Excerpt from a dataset
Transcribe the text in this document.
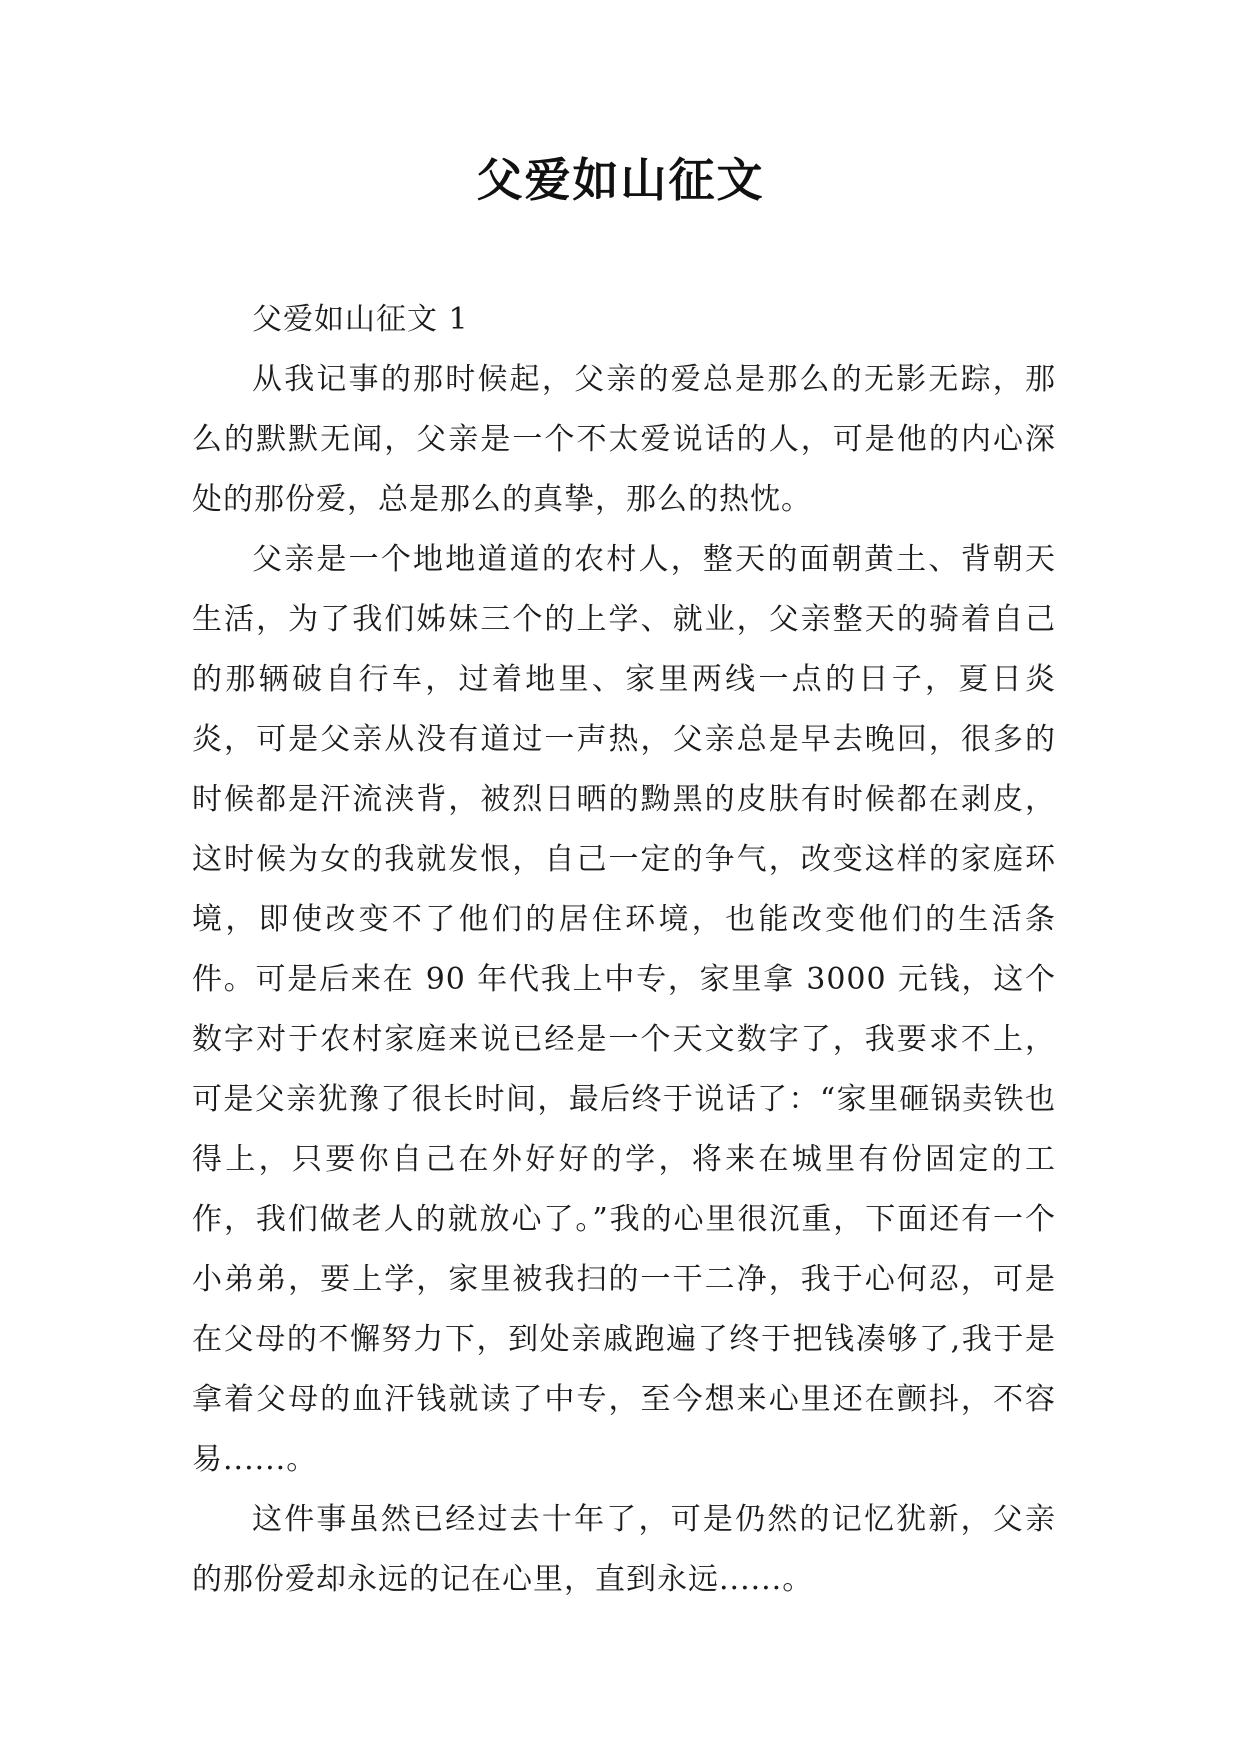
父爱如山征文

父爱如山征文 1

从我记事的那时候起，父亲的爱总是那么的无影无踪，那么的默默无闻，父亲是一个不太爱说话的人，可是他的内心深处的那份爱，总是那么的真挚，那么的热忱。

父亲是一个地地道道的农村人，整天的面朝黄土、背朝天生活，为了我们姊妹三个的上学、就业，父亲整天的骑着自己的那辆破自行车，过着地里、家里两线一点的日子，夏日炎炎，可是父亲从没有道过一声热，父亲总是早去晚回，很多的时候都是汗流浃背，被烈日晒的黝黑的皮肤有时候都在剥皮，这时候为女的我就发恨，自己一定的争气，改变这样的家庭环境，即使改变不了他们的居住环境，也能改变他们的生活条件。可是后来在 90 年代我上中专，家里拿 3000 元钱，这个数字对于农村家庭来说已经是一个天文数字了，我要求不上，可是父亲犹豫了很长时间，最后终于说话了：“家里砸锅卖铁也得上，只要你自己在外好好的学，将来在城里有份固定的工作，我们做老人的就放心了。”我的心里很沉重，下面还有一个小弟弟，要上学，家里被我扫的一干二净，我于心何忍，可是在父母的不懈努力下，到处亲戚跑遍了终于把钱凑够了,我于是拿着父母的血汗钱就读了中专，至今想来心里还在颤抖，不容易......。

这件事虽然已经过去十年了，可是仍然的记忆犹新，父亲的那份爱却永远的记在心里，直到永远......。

## [PROBLEM DESCRIPTION]
All records above are to be printed exactly, minus the pictures they contain.

## [COMPLETE RESPONSE]
Transcribe the text in this document.
父爱如山征文

父爱如山征文 1

从我记事的那时候起，父亲的爱总是那么的无影无踪，那么的默默无闻，父亲是一个不太爱说话的人，可是他的内心深处的那份爱，总是那么的真挚，那么的热忱。

父亲是一个地地道道的农村人，整天的面朝黄土、背朝天生活，为了我们姊妹三个的上学、就业，父亲整天的骑着自己的那辆破自行车，过着地里、家里两线一点的日子，夏日炎炎，可是父亲从没有道过一声热，父亲总是早去晚回，很多的时候都是汗流浃背，被烈日晒的黝黑的皮肤有时候都在剥皮，这时候为女的我就发恨，自己一定的争气，改变这样的家庭环境，即使改变不了他们的居住环境，也能改变他们的生活条件。可是后来在 90 年代我上中专，家里拿 3000 元钱，这个数字对于农村家庭来说已经是一个天文数字了，我要求不上，可是父亲犹豫了很长时间，最后终于说话了：“家里砸锅卖铁也得上，只要你自己在外好好的学，将来在城里有份固定的工作，我们做老人的就放心了。”我的心里很沉重，下面还有一个小弟弟，要上学，家里被我扫的一干二净，我于心何忍，可是在父母的不懈努力下，到处亲戚跑遍了终于把钱凑够了,我于是拿着父母的血汗钱就读了中专，至今想来心里还在颤抖，不容易......。

这件事虽然已经过去十年了，可是仍然的记忆犹新，父亲的那份爱却永远的记在心里，直到永远......。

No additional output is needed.